[Stored items]
::::
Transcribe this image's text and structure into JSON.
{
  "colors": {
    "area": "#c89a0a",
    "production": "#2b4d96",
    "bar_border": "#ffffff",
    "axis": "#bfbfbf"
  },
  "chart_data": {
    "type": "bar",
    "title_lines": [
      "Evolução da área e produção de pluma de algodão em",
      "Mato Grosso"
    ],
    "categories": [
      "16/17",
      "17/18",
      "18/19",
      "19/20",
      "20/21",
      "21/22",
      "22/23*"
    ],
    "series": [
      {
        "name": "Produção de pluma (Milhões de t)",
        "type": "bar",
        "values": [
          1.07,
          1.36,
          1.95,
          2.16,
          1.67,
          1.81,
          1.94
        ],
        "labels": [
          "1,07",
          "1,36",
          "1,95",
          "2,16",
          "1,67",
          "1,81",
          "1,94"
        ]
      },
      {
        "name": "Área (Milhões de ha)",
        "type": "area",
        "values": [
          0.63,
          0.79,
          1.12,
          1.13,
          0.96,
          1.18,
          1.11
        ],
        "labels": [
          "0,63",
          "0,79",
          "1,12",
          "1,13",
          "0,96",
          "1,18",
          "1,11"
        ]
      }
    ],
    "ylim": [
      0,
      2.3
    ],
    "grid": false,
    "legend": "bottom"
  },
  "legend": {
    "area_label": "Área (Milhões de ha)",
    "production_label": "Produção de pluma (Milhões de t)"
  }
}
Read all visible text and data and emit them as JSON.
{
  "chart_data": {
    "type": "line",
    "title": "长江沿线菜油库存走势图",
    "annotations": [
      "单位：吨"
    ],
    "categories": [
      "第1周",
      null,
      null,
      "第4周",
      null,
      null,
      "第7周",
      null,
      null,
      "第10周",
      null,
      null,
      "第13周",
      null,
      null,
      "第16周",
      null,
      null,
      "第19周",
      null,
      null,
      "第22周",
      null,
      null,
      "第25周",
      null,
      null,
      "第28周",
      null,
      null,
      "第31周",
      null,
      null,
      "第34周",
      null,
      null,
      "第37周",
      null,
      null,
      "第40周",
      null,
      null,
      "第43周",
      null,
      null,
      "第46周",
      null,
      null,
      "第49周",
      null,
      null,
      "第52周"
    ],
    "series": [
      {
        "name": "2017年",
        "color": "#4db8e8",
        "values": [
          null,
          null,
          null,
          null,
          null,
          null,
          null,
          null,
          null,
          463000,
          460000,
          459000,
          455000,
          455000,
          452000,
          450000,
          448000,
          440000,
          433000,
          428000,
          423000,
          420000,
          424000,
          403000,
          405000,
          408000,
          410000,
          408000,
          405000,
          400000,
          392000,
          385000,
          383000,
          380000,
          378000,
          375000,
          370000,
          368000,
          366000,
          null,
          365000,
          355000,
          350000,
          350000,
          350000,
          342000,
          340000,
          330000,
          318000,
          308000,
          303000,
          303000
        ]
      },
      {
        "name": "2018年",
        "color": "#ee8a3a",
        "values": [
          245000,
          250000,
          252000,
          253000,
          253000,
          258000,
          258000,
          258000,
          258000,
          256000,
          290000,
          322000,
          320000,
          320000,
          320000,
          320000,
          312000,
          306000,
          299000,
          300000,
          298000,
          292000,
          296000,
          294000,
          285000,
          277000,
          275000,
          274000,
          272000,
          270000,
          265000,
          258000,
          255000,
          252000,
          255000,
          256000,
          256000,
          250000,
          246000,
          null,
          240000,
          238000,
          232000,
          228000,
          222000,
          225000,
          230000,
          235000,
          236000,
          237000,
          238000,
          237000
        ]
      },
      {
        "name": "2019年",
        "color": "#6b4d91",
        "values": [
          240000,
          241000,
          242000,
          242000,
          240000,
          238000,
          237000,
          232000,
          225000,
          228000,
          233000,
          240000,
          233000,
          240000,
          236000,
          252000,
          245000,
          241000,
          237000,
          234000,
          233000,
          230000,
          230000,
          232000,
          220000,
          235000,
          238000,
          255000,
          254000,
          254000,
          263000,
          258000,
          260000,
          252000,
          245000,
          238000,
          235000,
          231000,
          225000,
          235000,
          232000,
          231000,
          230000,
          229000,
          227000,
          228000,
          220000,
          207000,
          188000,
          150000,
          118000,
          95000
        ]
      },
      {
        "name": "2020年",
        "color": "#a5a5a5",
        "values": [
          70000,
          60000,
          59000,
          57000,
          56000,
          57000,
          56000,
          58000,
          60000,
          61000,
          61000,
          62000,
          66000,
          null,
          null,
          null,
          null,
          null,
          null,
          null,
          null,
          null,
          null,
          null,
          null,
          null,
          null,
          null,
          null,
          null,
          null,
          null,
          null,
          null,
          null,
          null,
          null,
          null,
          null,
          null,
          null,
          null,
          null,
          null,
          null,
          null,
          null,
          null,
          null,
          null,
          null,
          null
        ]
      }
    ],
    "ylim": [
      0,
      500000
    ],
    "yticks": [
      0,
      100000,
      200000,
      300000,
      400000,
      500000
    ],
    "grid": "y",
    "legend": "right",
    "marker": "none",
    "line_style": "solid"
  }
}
::::
Copy out each line in the preceding records that contains "type".

    "type": "bar",
        "type": "bar",
        "type": "area",
    "type": "line",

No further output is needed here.